> _Consignes de l'exercice_
a: Tirez de l'extrait, s'il vous plaît, le passage qui commence par « Ces astuces permettent » et se termine par « que les énergies. », sans rien y changer.
b: Répondez d'après l'extrait aux questions suivantes :
(i) Quels poissons Bruno Sifferlen cite-t-il comme restant abordables ?
(ii) Combien fallait-il compter en 2019 pour transporter un kilo de poisson ?
(iii) Sur les routes de quel département circulent ses camions ?

> _Extrait de page_
Travailler des produits de saison
Autre astuce pour modérer la hausse des prix : travailler des produits de saison. Bruno Sifferlen parle de l’aiglefin, du lieu noir ou du tacaud qui restent tous abordables. Sa force est de se faire livrer tous les matins des principaux ports de France. Il peut ainsi être réactif, s’adapter à la demande et profiter des meilleurs cours du jour.
Ces astuces permettent de compenser une situation globale qui, effectivement, fait monter les prix. Bruno Sifferlen pointe du doigt la hausse du coût des transports. En 2019, il fallait un euro pour un kilo de poisson transporté. Désormais, il faut compter de 1,30 € à 1,50 €. L’autre poste en hausse sont les caisses en polystyrène issues du pétrole et dont le prix augmente en même temps que les énergies.
Prendre sur les marges
D’après le poissonnier, ces augmentations n’ont pas réellement été ressenties par ses clients. Il a joué sur ses marges et notamment pour le surcoût en gasoil qu’il met dans ses camions pour parcourir les routes de Haute-Marne. Il résume : « si le prix de la lotte est haut, je prends sur ma marge pour rester accessible ».

Lignes sources:

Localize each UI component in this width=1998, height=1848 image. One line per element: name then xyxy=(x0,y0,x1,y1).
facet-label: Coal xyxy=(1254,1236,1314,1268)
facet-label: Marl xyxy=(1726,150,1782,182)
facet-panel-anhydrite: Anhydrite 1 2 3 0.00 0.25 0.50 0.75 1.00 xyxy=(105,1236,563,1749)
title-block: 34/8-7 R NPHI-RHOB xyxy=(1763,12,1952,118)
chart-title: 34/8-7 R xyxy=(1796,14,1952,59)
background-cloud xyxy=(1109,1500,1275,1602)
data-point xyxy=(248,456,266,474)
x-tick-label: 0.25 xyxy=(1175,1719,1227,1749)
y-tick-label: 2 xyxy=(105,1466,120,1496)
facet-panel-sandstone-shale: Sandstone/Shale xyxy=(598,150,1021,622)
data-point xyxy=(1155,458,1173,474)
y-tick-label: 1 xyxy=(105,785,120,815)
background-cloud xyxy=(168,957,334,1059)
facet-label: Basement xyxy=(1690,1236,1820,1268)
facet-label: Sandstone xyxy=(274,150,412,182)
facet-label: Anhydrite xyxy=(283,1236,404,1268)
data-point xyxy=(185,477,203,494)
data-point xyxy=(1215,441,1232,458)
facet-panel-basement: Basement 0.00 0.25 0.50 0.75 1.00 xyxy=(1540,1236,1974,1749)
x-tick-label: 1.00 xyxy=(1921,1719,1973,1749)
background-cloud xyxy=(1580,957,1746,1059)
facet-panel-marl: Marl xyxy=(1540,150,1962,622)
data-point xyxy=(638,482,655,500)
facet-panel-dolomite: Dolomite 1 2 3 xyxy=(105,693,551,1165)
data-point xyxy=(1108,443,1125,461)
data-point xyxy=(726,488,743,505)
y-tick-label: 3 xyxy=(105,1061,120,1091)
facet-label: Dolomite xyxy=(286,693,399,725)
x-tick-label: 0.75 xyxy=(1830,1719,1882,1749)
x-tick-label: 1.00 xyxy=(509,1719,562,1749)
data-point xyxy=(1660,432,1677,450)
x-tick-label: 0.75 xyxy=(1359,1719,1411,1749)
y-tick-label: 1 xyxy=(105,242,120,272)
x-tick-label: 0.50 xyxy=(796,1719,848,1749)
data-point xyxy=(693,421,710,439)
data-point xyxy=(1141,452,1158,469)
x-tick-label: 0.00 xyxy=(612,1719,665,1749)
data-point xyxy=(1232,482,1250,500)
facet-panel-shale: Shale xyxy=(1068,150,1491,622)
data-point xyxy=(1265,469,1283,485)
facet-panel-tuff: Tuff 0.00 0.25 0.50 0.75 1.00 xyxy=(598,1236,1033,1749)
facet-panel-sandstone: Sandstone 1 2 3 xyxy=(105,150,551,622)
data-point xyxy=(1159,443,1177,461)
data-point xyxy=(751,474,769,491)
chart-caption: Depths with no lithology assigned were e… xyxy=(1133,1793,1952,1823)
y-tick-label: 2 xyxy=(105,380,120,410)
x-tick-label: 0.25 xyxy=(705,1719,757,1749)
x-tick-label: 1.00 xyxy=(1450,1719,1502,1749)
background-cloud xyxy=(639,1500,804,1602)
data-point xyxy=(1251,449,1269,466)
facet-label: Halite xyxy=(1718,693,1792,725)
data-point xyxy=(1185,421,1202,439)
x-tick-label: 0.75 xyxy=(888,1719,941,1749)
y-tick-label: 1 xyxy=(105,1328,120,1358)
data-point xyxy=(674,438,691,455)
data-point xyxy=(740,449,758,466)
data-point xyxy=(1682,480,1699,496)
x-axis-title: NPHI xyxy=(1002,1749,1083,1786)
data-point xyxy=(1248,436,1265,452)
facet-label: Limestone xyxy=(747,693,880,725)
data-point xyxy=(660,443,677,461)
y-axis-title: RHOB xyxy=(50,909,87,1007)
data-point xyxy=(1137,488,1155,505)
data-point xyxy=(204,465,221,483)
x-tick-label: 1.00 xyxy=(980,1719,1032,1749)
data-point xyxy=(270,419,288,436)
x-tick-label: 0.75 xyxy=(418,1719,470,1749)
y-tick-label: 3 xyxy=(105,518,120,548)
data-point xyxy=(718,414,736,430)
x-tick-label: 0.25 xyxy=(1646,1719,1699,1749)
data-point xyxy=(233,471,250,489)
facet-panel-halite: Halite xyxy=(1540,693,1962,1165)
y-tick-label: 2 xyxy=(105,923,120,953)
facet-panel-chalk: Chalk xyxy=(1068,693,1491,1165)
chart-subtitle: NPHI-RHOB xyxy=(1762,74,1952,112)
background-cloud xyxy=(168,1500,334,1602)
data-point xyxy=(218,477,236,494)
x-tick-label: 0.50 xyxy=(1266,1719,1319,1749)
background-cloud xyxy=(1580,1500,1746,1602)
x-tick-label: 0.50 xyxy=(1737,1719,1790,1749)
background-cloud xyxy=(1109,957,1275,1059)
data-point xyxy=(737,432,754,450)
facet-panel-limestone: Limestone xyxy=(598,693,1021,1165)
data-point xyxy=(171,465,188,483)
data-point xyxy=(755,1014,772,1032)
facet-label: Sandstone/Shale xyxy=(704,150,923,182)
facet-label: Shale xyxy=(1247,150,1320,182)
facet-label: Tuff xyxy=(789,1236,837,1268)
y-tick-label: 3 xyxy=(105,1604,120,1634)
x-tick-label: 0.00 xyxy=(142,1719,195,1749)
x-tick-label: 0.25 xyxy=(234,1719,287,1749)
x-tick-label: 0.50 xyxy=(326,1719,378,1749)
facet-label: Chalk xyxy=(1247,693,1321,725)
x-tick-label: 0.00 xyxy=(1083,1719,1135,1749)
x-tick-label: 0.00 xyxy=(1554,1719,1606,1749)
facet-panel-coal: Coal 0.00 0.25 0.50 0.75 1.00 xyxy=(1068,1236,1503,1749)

> _Réponses par consigne_
a:
Ces astuces permettent de compenser une situation globale qui, effectivement, fait monter les prix. Bruno Sifferlen pointe du doigt la hausse du coût des transports. En 2019, il fallait un euro pour un kilo de poisson transporté. Désormais, il faut compter de 1,30 € à 1,50 €. L’autre poste en hausse sont les caisses en polystyrène issues du pétrole et dont le prix augmente en même temps que les énergies.

b:
(i) L'aiglefin, le lieu noir et le tacaud.
(ii) Un euro.
(iii) La Haute-Marne.